Istiodは、コントロールプレーン上で動作するデーモンサービスであり、Istioコントロールプレーンコンポーネントを単一のバイナリに統合します。これにより、このプレーンの管理と運用が簡素化されます。以下の図は、Istioの主なアーキテクチャを示しています:

Pilot
Pilotは、トラフィック管理を担当するサービスです。実際には以下の2つのモジュールで構成されています:
- pilot-agent: サイドカーまたはゲートウェイコンテナ内で動作し、必要に応じてEnvoyエージェントを起動します。
- pilot-discovery: サービスディスカバリーなど、フリート全体のトラフィック管理機能を備えています。
Citadel(シタデル)
シタデルは、セキュリティ、認証、および認証情報管理を扱うコントロールプレーンサービスです。シタデルは、サービスIDに基づいてポリシーを適用するよう設定でき、証明書の発行とローテーションも担当します。ただし、現在のコード内での存在感は希薄です。Istioチームが徐々にその本来の機能をIstiodに移行しているため、将来のIstioバージョンではシタデルの機能セットは限定的となる見込みです。
Galley
Galleyは、かつてIstioの構成管理および検証コンポーネントでした。しかし、新しいバージョンのIstioではレガシーコンポーネントとなり、その機能の大部分はIstiodへ移行されました。コードベース内では、ごくわずかな参照しか見られなくなっています。
Istio データプレーンコンポーネント
Istioのデータプレーンは、個々のサイドカープロセスが配置されるレイヤーです。
Envoy
Envoyは、クラウドネイティブアプリケーション向けに特別に設計されたオープンソースのサービスプロキシです。Istioは、同じポッド内のアプリケーションの傍らに配置されるサイドカープロセスとしてEnvoyを採用しています。Istioは、pilot-agentおよびpilot-discoveryモジュールを使用して、そのランタイム設定とライフサイクルを管理します。プロキシの状態は、istioctl proxy-statusコマンドで随時確認できます。また、特定のEnvoy設定はistioctl proxy-configで確認可能です。EnvoyFilterを使用すると、Istio Pilotが生成した設定をカスタマイズできます。
Istioのアドオンと統合
優れたソフトウェアの主な強みの一つは、その拡張性です。Istioはデフォルトでモジュール化設計となっており、多様な拡張オプションを提供しています。

#### 取り組む課題:
1. Istioのアーキテクチャに関する文章で、それぞれ独立した見出しを持つコンポーネント名をすべて挙げてください。
2. Istioのアーキテクチャに関する文章を、最後の文の後から書き継いでください。
後に続く項目は、ここでの作業には一切使用しません。

#### 提供データ:
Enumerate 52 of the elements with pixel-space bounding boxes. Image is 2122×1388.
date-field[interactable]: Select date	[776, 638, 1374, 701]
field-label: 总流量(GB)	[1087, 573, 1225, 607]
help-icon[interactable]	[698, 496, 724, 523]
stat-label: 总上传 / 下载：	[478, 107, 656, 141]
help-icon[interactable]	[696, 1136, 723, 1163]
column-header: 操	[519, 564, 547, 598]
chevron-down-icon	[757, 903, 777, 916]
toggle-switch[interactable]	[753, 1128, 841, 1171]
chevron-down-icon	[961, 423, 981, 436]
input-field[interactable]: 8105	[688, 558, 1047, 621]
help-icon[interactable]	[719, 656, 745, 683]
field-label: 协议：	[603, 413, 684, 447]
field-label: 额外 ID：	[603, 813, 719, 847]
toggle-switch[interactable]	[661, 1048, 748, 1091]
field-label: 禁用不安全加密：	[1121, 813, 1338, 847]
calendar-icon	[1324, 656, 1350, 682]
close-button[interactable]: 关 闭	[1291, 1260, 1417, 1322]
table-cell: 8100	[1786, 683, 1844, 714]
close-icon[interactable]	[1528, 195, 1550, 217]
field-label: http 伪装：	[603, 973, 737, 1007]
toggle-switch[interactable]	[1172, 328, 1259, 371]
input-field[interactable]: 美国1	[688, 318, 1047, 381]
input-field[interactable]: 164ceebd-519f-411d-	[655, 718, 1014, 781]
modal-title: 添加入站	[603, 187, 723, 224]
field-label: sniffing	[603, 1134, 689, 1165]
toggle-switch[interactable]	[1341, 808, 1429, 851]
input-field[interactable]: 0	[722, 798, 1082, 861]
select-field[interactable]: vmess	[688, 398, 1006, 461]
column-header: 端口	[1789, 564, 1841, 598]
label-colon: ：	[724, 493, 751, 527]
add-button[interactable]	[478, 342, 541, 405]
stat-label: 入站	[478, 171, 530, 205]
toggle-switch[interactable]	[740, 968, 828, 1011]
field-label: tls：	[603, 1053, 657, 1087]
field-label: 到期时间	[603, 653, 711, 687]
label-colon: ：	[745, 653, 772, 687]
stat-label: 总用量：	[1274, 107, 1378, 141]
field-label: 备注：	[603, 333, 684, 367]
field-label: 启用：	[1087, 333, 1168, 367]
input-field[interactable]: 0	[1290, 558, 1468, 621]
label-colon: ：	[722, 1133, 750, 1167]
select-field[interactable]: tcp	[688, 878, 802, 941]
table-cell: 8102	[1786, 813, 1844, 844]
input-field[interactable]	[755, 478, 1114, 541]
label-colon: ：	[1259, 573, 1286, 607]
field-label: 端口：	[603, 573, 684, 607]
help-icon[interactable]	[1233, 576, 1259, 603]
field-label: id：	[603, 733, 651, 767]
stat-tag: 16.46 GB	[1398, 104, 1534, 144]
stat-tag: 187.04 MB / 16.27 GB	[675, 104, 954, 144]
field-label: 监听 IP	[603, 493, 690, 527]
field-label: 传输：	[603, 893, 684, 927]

#### 項目別の解答:
1.
- Pilot
- Citadel(シタデル)
- Galley
- Envoy

2.
サードパーティ開発者やクラウドプロバイダーは、Istioの拡張性を活用する重要な取り組みを進めており、適切なコネクタやアドオンを実装しています。Istioのアドオンと統合には以下のカテゴリがあります:
プロバイダー
主要なクラウドプロバイダーは、Istioベースのデプロイメント向けに専用ソリューションを開発しています。例えば、GCloud AnthosやRedHat Service MeshはIstioを基盤としており、それぞれのエコシステム内で効果的に機能します。企業は自社のプラットフォームで標準のIstioを使用することも可能ですが、日常業務の管理コストを軽減する点で、これらのネイティブ対応ソリューションを採用する強い理由があります。
アドオン
Kubernetesデプロイメント向けにサービスを提供するサードパーティ製ツールは、期待通りに動作させるためにIstioの存在とその設定方法を認識する必要があります。例えば、既存の認可ライブラリは、Istio導入後も既存ルールを書き換えることなく利用可能であるべきです。
代表的なユースケースとして、Envoyベースの認可ライブラリであるCasbinが挙げられます。
Istioはデータプレーン内でEnvoyを利用しているため、CasbinポリシーをIstioで再利用できるようになることが有用です。Istio 1.9以降では、アクセス制御の決定をそのバックエンドに委譲するCUSTOMアクションを採用することで、サードパーティ認証ツールを利用できます。同様のアドオンは、初期の meshConfigオブジェクト上でExtensionProviderを使用することで、トレーシングやモニタリングにも適用可能です。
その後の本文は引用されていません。